Each entry below is to be given again word for word, with no pictures.

● **Extracted data entries**
+++
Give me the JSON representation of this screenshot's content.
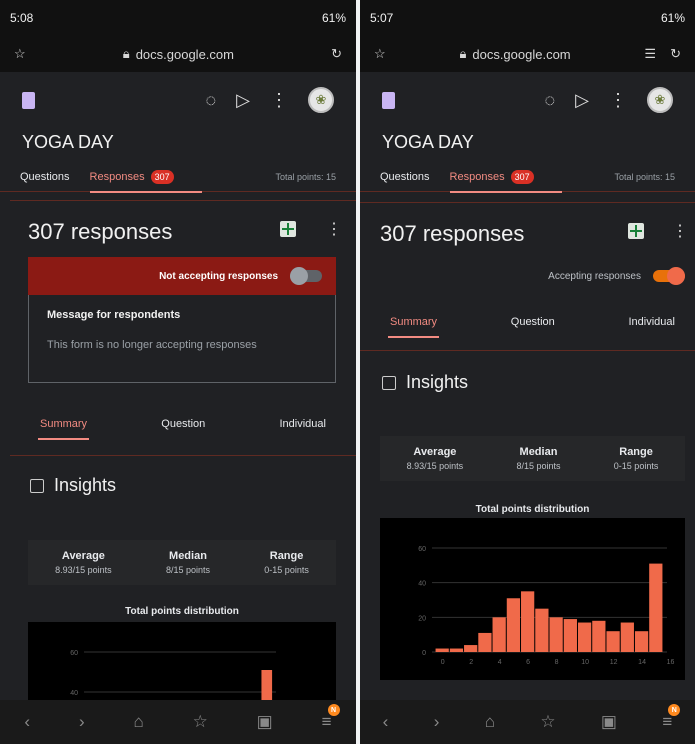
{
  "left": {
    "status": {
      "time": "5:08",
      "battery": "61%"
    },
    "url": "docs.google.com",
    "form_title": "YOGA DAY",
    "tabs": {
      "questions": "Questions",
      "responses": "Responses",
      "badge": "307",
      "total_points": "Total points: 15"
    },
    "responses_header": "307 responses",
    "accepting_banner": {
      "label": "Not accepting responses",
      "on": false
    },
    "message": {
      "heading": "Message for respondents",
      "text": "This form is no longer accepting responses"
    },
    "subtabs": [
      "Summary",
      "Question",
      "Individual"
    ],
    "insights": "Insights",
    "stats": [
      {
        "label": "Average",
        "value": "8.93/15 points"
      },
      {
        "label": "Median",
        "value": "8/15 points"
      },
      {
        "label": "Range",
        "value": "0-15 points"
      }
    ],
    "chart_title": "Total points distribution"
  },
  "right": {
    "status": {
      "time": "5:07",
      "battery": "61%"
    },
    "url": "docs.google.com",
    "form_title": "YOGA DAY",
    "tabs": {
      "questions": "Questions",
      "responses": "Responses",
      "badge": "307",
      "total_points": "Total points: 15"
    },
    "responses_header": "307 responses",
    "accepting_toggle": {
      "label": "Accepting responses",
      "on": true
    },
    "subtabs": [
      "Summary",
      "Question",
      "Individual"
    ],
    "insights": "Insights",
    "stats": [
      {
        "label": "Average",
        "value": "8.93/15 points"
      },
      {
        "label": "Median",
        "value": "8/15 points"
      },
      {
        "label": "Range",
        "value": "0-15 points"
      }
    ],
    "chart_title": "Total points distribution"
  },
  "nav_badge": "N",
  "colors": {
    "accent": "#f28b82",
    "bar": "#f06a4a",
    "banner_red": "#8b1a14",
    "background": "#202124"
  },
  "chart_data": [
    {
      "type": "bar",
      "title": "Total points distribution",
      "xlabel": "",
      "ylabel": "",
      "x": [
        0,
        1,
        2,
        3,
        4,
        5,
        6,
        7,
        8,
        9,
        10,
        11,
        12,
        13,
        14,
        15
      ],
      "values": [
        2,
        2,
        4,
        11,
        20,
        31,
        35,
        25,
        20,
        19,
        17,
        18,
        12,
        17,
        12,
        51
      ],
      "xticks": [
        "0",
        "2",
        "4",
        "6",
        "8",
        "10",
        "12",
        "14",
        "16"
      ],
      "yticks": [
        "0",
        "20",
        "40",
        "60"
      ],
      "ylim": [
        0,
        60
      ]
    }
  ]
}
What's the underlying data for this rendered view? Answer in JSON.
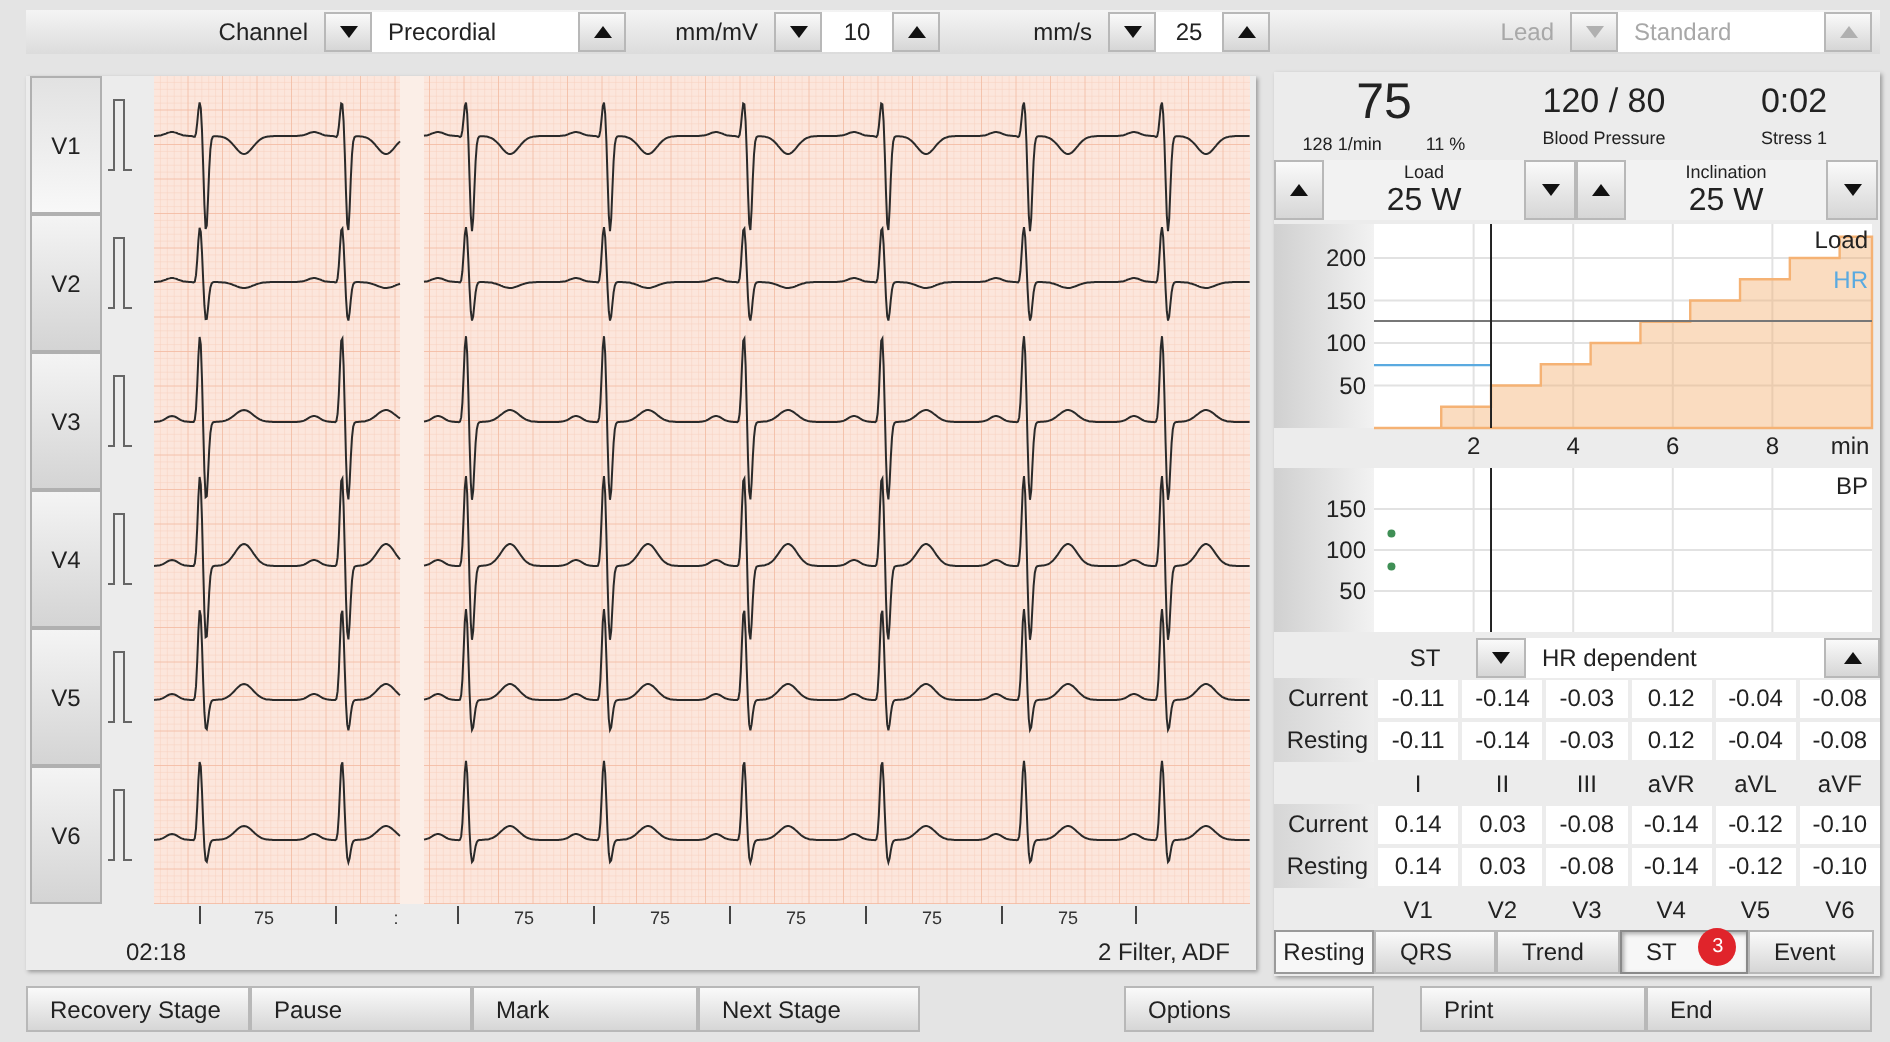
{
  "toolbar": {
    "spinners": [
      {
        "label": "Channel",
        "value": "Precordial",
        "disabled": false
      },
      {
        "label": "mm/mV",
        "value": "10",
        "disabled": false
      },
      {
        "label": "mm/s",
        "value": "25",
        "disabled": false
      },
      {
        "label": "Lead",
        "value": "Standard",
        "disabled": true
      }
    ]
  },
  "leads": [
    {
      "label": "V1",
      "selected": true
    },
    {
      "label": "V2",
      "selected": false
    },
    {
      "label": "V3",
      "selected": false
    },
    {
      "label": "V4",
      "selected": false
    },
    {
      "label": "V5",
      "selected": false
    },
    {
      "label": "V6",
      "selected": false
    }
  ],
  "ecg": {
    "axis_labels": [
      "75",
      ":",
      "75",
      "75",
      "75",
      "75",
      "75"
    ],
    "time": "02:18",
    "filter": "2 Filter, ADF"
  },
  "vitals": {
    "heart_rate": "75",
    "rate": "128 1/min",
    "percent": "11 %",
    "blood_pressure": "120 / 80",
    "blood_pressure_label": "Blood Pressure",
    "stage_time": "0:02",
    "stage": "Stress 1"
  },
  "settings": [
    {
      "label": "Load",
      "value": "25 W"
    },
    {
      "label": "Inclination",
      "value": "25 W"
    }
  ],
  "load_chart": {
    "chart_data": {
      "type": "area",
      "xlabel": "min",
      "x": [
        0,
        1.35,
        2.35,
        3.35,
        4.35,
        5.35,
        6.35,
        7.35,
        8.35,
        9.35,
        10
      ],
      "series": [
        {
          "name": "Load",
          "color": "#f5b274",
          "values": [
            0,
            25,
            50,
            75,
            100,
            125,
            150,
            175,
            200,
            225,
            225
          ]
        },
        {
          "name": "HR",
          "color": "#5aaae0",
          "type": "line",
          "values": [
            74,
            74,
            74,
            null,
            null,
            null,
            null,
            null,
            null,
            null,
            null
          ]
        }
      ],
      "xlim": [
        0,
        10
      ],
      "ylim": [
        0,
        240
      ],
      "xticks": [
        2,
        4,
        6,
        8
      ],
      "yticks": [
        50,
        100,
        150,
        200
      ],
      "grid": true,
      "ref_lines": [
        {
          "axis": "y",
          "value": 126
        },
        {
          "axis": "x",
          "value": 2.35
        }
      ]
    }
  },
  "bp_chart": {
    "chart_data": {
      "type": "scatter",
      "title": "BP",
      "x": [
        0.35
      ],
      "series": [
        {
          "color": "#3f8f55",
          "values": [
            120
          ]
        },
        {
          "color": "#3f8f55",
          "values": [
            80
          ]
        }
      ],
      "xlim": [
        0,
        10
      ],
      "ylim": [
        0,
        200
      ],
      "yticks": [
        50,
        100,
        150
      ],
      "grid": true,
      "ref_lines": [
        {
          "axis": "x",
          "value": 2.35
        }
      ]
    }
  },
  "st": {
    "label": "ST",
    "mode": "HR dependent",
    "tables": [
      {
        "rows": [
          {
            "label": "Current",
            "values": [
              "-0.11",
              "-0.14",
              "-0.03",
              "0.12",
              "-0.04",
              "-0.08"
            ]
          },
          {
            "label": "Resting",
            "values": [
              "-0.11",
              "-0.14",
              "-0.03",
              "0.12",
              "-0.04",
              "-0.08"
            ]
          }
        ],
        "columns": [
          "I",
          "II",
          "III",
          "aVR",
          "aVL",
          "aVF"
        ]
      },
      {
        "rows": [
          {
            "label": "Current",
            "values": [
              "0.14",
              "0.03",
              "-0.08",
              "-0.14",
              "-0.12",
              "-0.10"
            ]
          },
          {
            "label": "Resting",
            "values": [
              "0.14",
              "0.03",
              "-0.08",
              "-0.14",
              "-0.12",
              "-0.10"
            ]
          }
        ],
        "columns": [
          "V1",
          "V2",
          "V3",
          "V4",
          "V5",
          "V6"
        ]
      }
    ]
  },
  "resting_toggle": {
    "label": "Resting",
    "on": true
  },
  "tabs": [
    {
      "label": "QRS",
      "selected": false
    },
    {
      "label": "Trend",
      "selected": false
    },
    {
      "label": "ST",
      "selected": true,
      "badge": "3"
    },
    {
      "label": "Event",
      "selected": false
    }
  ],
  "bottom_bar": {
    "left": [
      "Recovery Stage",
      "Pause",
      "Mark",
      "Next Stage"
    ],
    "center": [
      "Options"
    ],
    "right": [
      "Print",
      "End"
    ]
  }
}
+++
● **Solution**
Give me the JSON representation of this screenshot's content.
{
  "left": {
    "status": {
      "time": "5:08",
      "battery": "61%"
    },
    "url": "docs.google.com",
    "form_title": "YOGA DAY",
    "tabs": {
      "questions": "Questions",
      "responses": "Responses",
      "badge": "307",
      "total_points": "Total points: 15"
    },
    "responses_header": "307 responses",
    "accepting_banner": {
      "label": "Not accepting responses",
      "on": false
    },
    "message": {
      "heading": "Message for respondents",
      "text": "This form is no longer accepting responses"
    },
    "subtabs": [
      "Summary",
      "Question",
      "Individual"
    ],
    "insights": "Insights",
    "stats": [
      {
        "label": "Average",
        "value": "8.93/15 points"
      },
      {
        "label": "Median",
        "value": "8/15 points"
      },
      {
        "label": "Range",
        "value": "0-15 points"
      }
    ],
    "chart_title": "Total points distribution"
  },
  "right": {
    "status": {
      "time": "5:07",
      "battery": "61%"
    },
    "url": "docs.google.com",
    "form_title": "YOGA DAY",
    "tabs": {
      "questions": "Questions",
      "responses": "Responses",
      "badge": "307",
      "total_points": "Total points: 15"
    },
    "responses_header": "307 responses",
    "accepting_toggle": {
      "label": "Accepting responses",
      "on": true
    },
    "subtabs": [
      "Summary",
      "Question",
      "Individual"
    ],
    "insights": "Insights",
    "stats": [
      {
        "label": "Average",
        "value": "8.93/15 points"
      },
      {
        "label": "Median",
        "value": "8/15 points"
      },
      {
        "label": "Range",
        "value": "0-15 points"
      }
    ],
    "chart_title": "Total points distribution"
  },
  "nav_badge": "N",
  "colors": {
    "accent": "#f28b82",
    "bar": "#f06a4a",
    "banner_red": "#8b1a14",
    "background": "#202124"
  },
  "chart_data": [
    {
      "type": "bar",
      "title": "Total points distribution",
      "xlabel": "",
      "ylabel": "",
      "x": [
        0,
        1,
        2,
        3,
        4,
        5,
        6,
        7,
        8,
        9,
        10,
        11,
        12,
        13,
        14,
        15
      ],
      "values": [
        2,
        2,
        4,
        11,
        20,
        31,
        35,
        25,
        20,
        19,
        17,
        18,
        12,
        17,
        12,
        51
      ],
      "xticks": [
        "0",
        "2",
        "4",
        "6",
        "8",
        "10",
        "12",
        "14",
        "16"
      ],
      "yticks": [
        "0",
        "20",
        "40",
        "60"
      ],
      "ylim": [
        0,
        60
      ]
    }
  ]
}
What's the underlying data for this rendered view? Answer in JSON.
{
  "toolbar": {
    "spinners": [
      {
        "label": "Channel",
        "value": "Precordial",
        "disabled": false
      },
      {
        "label": "mm/mV",
        "value": "10",
        "disabled": false
      },
      {
        "label": "mm/s",
        "value": "25",
        "disabled": false
      },
      {
        "label": "Lead",
        "value": "Standard",
        "disabled": true
      }
    ]
  },
  "leads": [
    {
      "label": "V1",
      "selected": true
    },
    {
      "label": "V2",
      "selected": false
    },
    {
      "label": "V3",
      "selected": false
    },
    {
      "label": "V4",
      "selected": false
    },
    {
      "label": "V5",
      "selected": false
    },
    {
      "label": "V6",
      "selected": false
    }
  ],
  "ecg": {
    "axis_labels": [
      "75",
      ":",
      "75",
      "75",
      "75",
      "75",
      "75"
    ],
    "time": "02:18",
    "filter": "2 Filter, ADF"
  },
  "vitals": {
    "heart_rate": "75",
    "rate": "128 1/min",
    "percent": "11 %",
    "blood_pressure": "120 / 80",
    "blood_pressure_label": "Blood Pressure",
    "stage_time": "0:02",
    "stage": "Stress 1"
  },
  "settings": [
    {
      "label": "Load",
      "value": "25 W"
    },
    {
      "label": "Inclination",
      "value": "25 W"
    }
  ],
  "load_chart": {
    "chart_data": {
      "type": "area",
      "xlabel": "min",
      "x": [
        0,
        1.35,
        2.35,
        3.35,
        4.35,
        5.35,
        6.35,
        7.35,
        8.35,
        9.35,
        10
      ],
      "series": [
        {
          "name": "Load",
          "color": "#f5b274",
          "values": [
            0,
            25,
            50,
            75,
            100,
            125,
            150,
            175,
            200,
            225,
            225
          ]
        },
        {
          "name": "HR",
          "color": "#5aaae0",
          "type": "line",
          "values": [
            74,
            74,
            74,
            null,
            null,
            null,
            null,
            null,
            null,
            null,
            null
          ]
        }
      ],
      "xlim": [
        0,
        10
      ],
      "ylim": [
        0,
        240
      ],
      "xticks": [
        2,
        4,
        6,
        8
      ],
      "yticks": [
        50,
        100,
        150,
        200
      ],
      "grid": true,
      "ref_lines": [
        {
          "axis": "y",
          "value": 126
        },
        {
          "axis": "x",
          "value": 2.35
        }
      ]
    }
  },
  "bp_chart": {
    "chart_data": {
      "type": "scatter",
      "title": "BP",
      "x": [
        0.35
      ],
      "series": [
        {
          "color": "#3f8f55",
          "values": [
            120
          ]
        },
        {
          "color": "#3f8f55",
          "values": [
            80
          ]
        }
      ],
      "xlim": [
        0,
        10
      ],
      "ylim": [
        0,
        200
      ],
      "yticks": [
        50,
        100,
        150
      ],
      "grid": true,
      "ref_lines": [
        {
          "axis": "x",
          "value": 2.35
        }
      ]
    }
  },
  "st": {
    "label": "ST",
    "mode": "HR dependent",
    "tables": [
      {
        "rows": [
          {
            "label": "Current",
            "values": [
              "-0.11",
              "-0.14",
              "-0.03",
              "0.12",
              "-0.04",
              "-0.08"
            ]
          },
          {
            "label": "Resting",
            "values": [
              "-0.11",
              "-0.14",
              "-0.03",
              "0.12",
              "-0.04",
              "-0.08"
            ]
          }
        ],
        "columns": [
          "I",
          "II",
          "III",
          "aVR",
          "aVL",
          "aVF"
        ]
      },
      {
        "rows": [
          {
            "label": "Current",
            "values": [
              "0.14",
              "0.03",
              "-0.08",
              "-0.14",
              "-0.12",
              "-0.10"
            ]
          },
          {
            "label": "Resting",
            "values": [
              "0.14",
              "0.03",
              "-0.08",
              "-0.14",
              "-0.12",
              "-0.10"
            ]
          }
        ],
        "columns": [
          "V1",
          "V2",
          "V3",
          "V4",
          "V5",
          "V6"
        ]
      }
    ]
  },
  "resting_toggle": {
    "label": "Resting",
    "on": true
  },
  "tabs": [
    {
      "label": "QRS",
      "selected": false
    },
    {
      "label": "Trend",
      "selected": false
    },
    {
      "label": "ST",
      "selected": true,
      "badge": "3"
    },
    {
      "label": "Event",
      "selected": false
    }
  ],
  "bottom_bar": {
    "left": [
      "Recovery Stage",
      "Pause",
      "Mark",
      "Next Stage"
    ],
    "center": [
      "Options"
    ],
    "right": [
      "Print",
      "End"
    ]
  }
}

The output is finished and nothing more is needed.